* _Material for the task_

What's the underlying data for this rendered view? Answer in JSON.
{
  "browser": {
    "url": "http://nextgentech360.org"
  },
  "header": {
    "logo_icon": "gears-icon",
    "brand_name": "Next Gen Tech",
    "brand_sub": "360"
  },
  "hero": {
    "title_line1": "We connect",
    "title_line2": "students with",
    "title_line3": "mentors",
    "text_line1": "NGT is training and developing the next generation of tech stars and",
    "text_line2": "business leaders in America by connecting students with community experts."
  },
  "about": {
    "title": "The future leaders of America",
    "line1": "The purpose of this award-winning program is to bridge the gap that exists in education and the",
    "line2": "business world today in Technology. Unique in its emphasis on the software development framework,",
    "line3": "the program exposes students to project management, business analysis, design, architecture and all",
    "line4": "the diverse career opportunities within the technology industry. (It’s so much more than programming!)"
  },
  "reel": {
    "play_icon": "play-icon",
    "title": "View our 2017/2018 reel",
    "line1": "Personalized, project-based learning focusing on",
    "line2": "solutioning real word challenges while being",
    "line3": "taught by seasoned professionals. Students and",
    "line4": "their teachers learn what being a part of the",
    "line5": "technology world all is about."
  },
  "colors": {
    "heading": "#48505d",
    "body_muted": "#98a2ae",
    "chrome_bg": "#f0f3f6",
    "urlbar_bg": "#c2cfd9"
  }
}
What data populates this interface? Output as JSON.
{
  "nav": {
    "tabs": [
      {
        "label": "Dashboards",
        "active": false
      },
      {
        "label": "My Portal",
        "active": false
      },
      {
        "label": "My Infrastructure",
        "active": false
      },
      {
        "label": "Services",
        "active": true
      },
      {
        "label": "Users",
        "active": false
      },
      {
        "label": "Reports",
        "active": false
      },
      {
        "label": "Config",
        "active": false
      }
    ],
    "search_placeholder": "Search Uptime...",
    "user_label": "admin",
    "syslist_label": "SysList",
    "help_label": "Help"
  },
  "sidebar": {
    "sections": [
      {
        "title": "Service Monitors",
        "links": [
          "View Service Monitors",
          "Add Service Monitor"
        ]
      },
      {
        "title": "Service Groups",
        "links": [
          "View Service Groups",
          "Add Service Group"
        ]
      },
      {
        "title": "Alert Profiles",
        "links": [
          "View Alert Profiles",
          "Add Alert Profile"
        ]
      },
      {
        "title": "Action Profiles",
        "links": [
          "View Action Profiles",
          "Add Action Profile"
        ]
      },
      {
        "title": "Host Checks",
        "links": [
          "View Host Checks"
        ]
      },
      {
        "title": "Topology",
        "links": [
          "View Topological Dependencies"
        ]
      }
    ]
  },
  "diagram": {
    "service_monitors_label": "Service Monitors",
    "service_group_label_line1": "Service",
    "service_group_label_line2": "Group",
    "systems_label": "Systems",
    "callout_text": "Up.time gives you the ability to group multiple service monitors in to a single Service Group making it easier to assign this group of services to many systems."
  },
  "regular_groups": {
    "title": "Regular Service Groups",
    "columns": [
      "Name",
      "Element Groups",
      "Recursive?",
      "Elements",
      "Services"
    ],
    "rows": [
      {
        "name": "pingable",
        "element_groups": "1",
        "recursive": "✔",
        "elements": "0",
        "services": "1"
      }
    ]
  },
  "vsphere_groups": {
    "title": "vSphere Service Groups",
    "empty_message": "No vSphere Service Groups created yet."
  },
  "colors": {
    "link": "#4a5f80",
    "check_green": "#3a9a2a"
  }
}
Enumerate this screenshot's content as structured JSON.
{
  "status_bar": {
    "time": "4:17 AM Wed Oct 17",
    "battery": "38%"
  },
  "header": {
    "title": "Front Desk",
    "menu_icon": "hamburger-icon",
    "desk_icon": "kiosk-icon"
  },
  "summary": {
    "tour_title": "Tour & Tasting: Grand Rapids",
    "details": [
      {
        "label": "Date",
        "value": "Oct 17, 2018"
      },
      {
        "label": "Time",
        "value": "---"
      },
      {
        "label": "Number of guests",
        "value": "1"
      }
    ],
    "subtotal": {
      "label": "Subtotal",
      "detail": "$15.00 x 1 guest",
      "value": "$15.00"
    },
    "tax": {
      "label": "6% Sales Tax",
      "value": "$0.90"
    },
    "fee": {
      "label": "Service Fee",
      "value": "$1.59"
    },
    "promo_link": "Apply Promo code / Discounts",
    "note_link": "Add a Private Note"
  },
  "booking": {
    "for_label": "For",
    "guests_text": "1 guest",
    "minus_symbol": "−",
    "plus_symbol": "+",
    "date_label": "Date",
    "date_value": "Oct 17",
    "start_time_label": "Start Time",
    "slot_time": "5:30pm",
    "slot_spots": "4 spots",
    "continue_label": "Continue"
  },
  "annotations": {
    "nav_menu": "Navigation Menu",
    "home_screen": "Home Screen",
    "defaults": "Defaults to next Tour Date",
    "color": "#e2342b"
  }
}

* _Requirements_
Output the full listing exactly as it stands.

* _Exercise response_
What's the underlying data for this rendered view? Answer in JSON.
{
  "browser": {
    "url": "http://nextgentech360.org"
  },
  "header": {
    "logo_icon": "gears-icon",
    "brand_name": "Next Gen Tech",
    "brand_sub": "360"
  },
  "hero": {
    "title_line1": "We connect",
    "title_line2": "students with",
    "title_line3": "mentors",
    "text_line1": "NGT is training and developing the next generation of tech stars and",
    "text_line2": "business leaders in America by connecting students with community experts."
  },
  "about": {
    "title": "The future leaders of America",
    "line1": "The purpose of this award-winning program is to bridge the gap that exists in education and the",
    "line2": "business world today in Technology. Unique in its emphasis on the software development framework,",
    "line3": "the program exposes students to project management, business analysis, design, architecture and all",
    "line4": "the diverse career opportunities within the technology industry. (It’s so much more than programming!)"
  },
  "reel": {
    "play_icon": "play-icon",
    "title": "View our 2017/2018 reel",
    "line1": "Personalized, project-based learning focusing on",
    "line2": "solutioning real word challenges while being",
    "line3": "taught by seasoned professionals. Students and",
    "line4": "their teachers learn what being a part of the",
    "line5": "technology world all is about."
  },
  "colors": {
    "heading": "#48505d",
    "body_muted": "#98a2ae",
    "chrome_bg": "#f0f3f6",
    "urlbar_bg": "#c2cfd9"
  }
}
What data populates this interface? Output as JSON.
{
  "nav": {
    "tabs": [
      {
        "label": "Dashboards",
        "active": false
      },
      {
        "label": "My Portal",
        "active": false
      },
      {
        "label": "My Infrastructure",
        "active": false
      },
      {
        "label": "Services",
        "active": true
      },
      {
        "label": "Users",
        "active": false
      },
      {
        "label": "Reports",
        "active": false
      },
      {
        "label": "Config",
        "active": false
      }
    ],
    "search_placeholder": "Search Uptime...",
    "user_label": "admin",
    "syslist_label": "SysList",
    "help_label": "Help"
  },
  "sidebar": {
    "sections": [
      {
        "title": "Service Monitors",
        "links": [
          "View Service Monitors",
          "Add Service Monitor"
        ]
      },
      {
        "title": "Service Groups",
        "links": [
          "View Service Groups",
          "Add Service Group"
        ]
      },
      {
        "title": "Alert Profiles",
        "links": [
          "View Alert Profiles",
          "Add Alert Profile"
        ]
      },
      {
        "title": "Action Profiles",
        "links": [
          "View Action Profiles",
          "Add Action Profile"
        ]
      },
      {
        "title": "Host Checks",
        "links": [
          "View Host Checks"
        ]
      },
      {
        "title": "Topology",
        "links": [
          "View Topological Dependencies"
        ]
      }
    ]
  },
  "diagram": {
    "service_monitors_label": "Service Monitors",
    "service_group_label_line1": "Service",
    "service_group_label_line2": "Group",
    "systems_label": "Systems",
    "callout_text": "Up.time gives you the ability to group multiple service monitors in to a single Service Group making it easier to assign this group of services to many systems."
  },
  "regular_groups": {
    "title": "Regular Service Groups",
    "columns": [
      "Name",
      "Element Groups",
      "Recursive?",
      "Elements",
      "Services"
    ],
    "rows": [
      {
        "name": "pingable",
        "element_groups": "1",
        "recursive": "✔",
        "elements": "0",
        "services": "1"
      }
    ]
  },
  "vsphere_groups": {
    "title": "vSphere Service Groups",
    "empty_message": "No vSphere Service Groups created yet."
  },
  "colors": {
    "link": "#4a5f80",
    "check_green": "#3a9a2a"
  }
}
Enumerate this screenshot's content as structured JSON.
{
  "status_bar": {
    "time": "4:17 AM Wed Oct 17",
    "battery": "38%"
  },
  "header": {
    "title": "Front Desk",
    "menu_icon": "hamburger-icon",
    "desk_icon": "kiosk-icon"
  },
  "summary": {
    "tour_title": "Tour & Tasting: Grand Rapids",
    "details": [
      {
        "label": "Date",
        "value": "Oct 17, 2018"
      },
      {
        "label": "Time",
        "value": "---"
      },
      {
        "label": "Number of guests",
        "value": "1"
      }
    ],
    "subtotal": {
      "label": "Subtotal",
      "detail": "$15.00 x 1 guest",
      "value": "$15.00"
    },
    "tax": {
      "label": "6% Sales Tax",
      "value": "$0.90"
    },
    "fee": {
      "label": "Service Fee",
      "value": "$1.59"
    },
    "promo_link": "Apply Promo code / Discounts",
    "note_link": "Add a Private Note"
  },
  "booking": {
    "for_label": "For",
    "guests_text": "1 guest",
    "minus_symbol": "−",
    "plus_symbol": "+",
    "date_label": "Date",
    "date_value": "Oct 17",
    "start_time_label": "Start Time",
    "slot_time": "5:30pm",
    "slot_spots": "4 spots",
    "continue_label": "Continue"
  },
  "annotations": {
    "nav_menu": "Navigation Menu",
    "home_screen": "Home Screen",
    "defaults": "Defaults to next Tour Date",
    "color": "#e2342b"
  }
}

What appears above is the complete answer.